What you are asked to do :: Look through the records below, and copy out every line that holds the string "totalspread".

Stored records ::
++++
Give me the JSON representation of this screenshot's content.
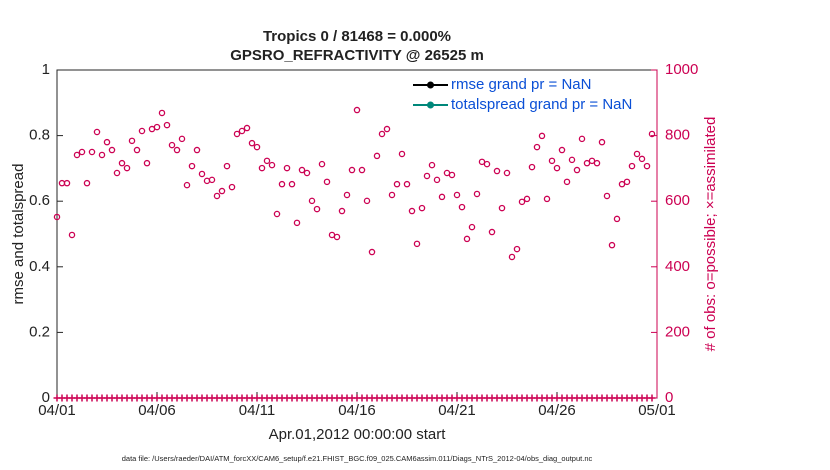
{
  "chart_data": {
    "type": "scatter",
    "title": "Tropics 0 / 81468 = 0.000%",
    "subtitle": "GPSRO_REFRACTIVITY @ 26525 m",
    "xlabel": "Apr.01,2012 00:00:00 start",
    "ylabel": "rmse and totalspread",
    "y2label": "# of obs: o=possible; ×=assimilated",
    "footnote": "data file: /Users/raeder/DAI/ATM_forcXX/CAM6_setup/f.e21.FHIST_BGC.f09_025.CAM6assim.011/Diags_NTrS_2012-04/obs_diag_output.nc",
    "legend": {
      "entries": [
        {
          "label": "rmse grand pr = NaN",
          "color": "#000000"
        },
        {
          "label": "totalspread grand pr = NaN",
          "color": "#00877a"
        }
      ],
      "position": "upper right"
    },
    "xlim": [
      0,
      30
    ],
    "xticks": [
      {
        "value": 0,
        "label": "04/01"
      },
      {
        "value": 5,
        "label": "04/06"
      },
      {
        "value": 10,
        "label": "04/11"
      },
      {
        "value": 15,
        "label": "04/16"
      },
      {
        "value": 20,
        "label": "04/21"
      },
      {
        "value": 25,
        "label": "04/26"
      },
      {
        "value": 30,
        "label": "05/01"
      }
    ],
    "ylim": [
      0,
      1
    ],
    "yticks": [
      0,
      0.2,
      0.4,
      0.6,
      0.8,
      1
    ],
    "y2lim": [
      0,
      1000
    ],
    "y2ticks": [
      0,
      200,
      400,
      600,
      800,
      1000
    ],
    "x": [
      0,
      0.25,
      0.5,
      0.75,
      1,
      1.25,
      1.5,
      1.75,
      2,
      2.25,
      2.5,
      2.75,
      3,
      3.25,
      3.5,
      3.75,
      4,
      4.25,
      4.5,
      4.75,
      5,
      5.25,
      5.5,
      5.75,
      6,
      6.25,
      6.5,
      6.75,
      7,
      7.25,
      7.5,
      7.75,
      8,
      8.25,
      8.5,
      8.75,
      9,
      9.25,
      9.5,
      9.75,
      10,
      10.25,
      10.5,
      10.75,
      11,
      11.25,
      11.5,
      11.75,
      12,
      12.25,
      12.5,
      12.75,
      13,
      13.25,
      13.5,
      13.75,
      14,
      14.25,
      14.5,
      14.75,
      15,
      15.25,
      15.5,
      15.75,
      16,
      16.25,
      16.5,
      16.75,
      17,
      17.25,
      17.5,
      17.75,
      18,
      18.25,
      18.5,
      18.75,
      19,
      19.25,
      19.5,
      19.75,
      20,
      20.25,
      20.5,
      20.75,
      21,
      21.25,
      21.5,
      21.75,
      22,
      22.25,
      22.5,
      22.75,
      23,
      23.25,
      23.5,
      23.75,
      24,
      24.25,
      24.5,
      24.75,
      25,
      25.25,
      25.5,
      25.75,
      26,
      26.25,
      26.5,
      26.75,
      27,
      27.25,
      27.5,
      27.75,
      28,
      28.25,
      28.5,
      28.75,
      29,
      29.25,
      29.5,
      29.75
    ],
    "series": [
      {
        "marker": "o",
        "color": "#cc0052",
        "axis": "y2",
        "values": [
          552,
          655,
          655,
          497,
          741,
          750,
          655,
          750,
          811,
          741,
          780,
          756,
          686,
          716,
          701,
          784,
          756,
          814,
          716,
          820,
          826,
          869,
          832,
          771,
          756,
          790,
          649,
          707,
          756,
          683,
          662,
          665,
          616,
          631,
          707,
          643,
          805,
          814,
          823,
          777,
          765,
          701,
          723,
          710,
          561,
          652,
          701,
          652,
          534,
          695,
          686,
          601,
          576,
          713,
          659,
          497,
          491,
          570,
          619,
          695,
          878,
          695,
          601,
          445,
          738,
          805,
          820,
          619,
          652,
          744,
          652,
          570,
          470,
          579,
          677,
          710,
          665,
          613,
          686,
          680,
          619,
          582,
          485,
          521,
          622,
          720,
          713,
          506,
          692,
          579,
          686,
          430,
          454,
          598,
          607,
          704,
          765,
          799,
          607,
          723,
          701,
          756,
          659,
          726,
          695,
          790,
          716,
          723,
          716,
          780,
          616,
          466,
          546,
          652,
          659,
          707,
          744,
          729,
          707,
          805
        ]
      },
      {
        "marker": "+",
        "color": "#cc0052",
        "axis": "y2",
        "values": [
          0,
          0,
          0,
          0,
          0,
          0,
          0,
          0,
          0,
          0,
          0,
          0,
          0,
          0,
          0,
          0,
          0,
          0,
          0,
          0,
          0,
          0,
          0,
          0,
          0,
          0,
          0,
          0,
          0,
          0,
          0,
          0,
          0,
          0,
          0,
          0,
          0,
          0,
          0,
          0,
          0,
          0,
          0,
          0,
          0,
          0,
          0,
          0,
          0,
          0,
          0,
          0,
          0,
          0,
          0,
          0,
          0,
          0,
          0,
          0,
          0,
          0,
          0,
          0,
          0,
          0,
          0,
          0,
          0,
          0,
          0,
          0,
          0,
          0,
          0,
          0,
          0,
          0,
          0,
          0,
          0,
          0,
          0,
          0,
          0,
          0,
          0,
          0,
          0,
          0,
          0,
          0,
          0,
          0,
          0,
          0,
          0,
          0,
          0,
          0,
          0,
          0,
          0,
          0,
          0,
          0,
          0,
          0,
          0,
          0,
          0,
          0,
          0,
          0,
          0,
          0,
          0,
          0,
          0,
          0
        ]
      }
    ]
  }
}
++++
Correct answer ::
    "ylabel": "rmse and totalspread",
          "label": "totalspread grand pr = NaN",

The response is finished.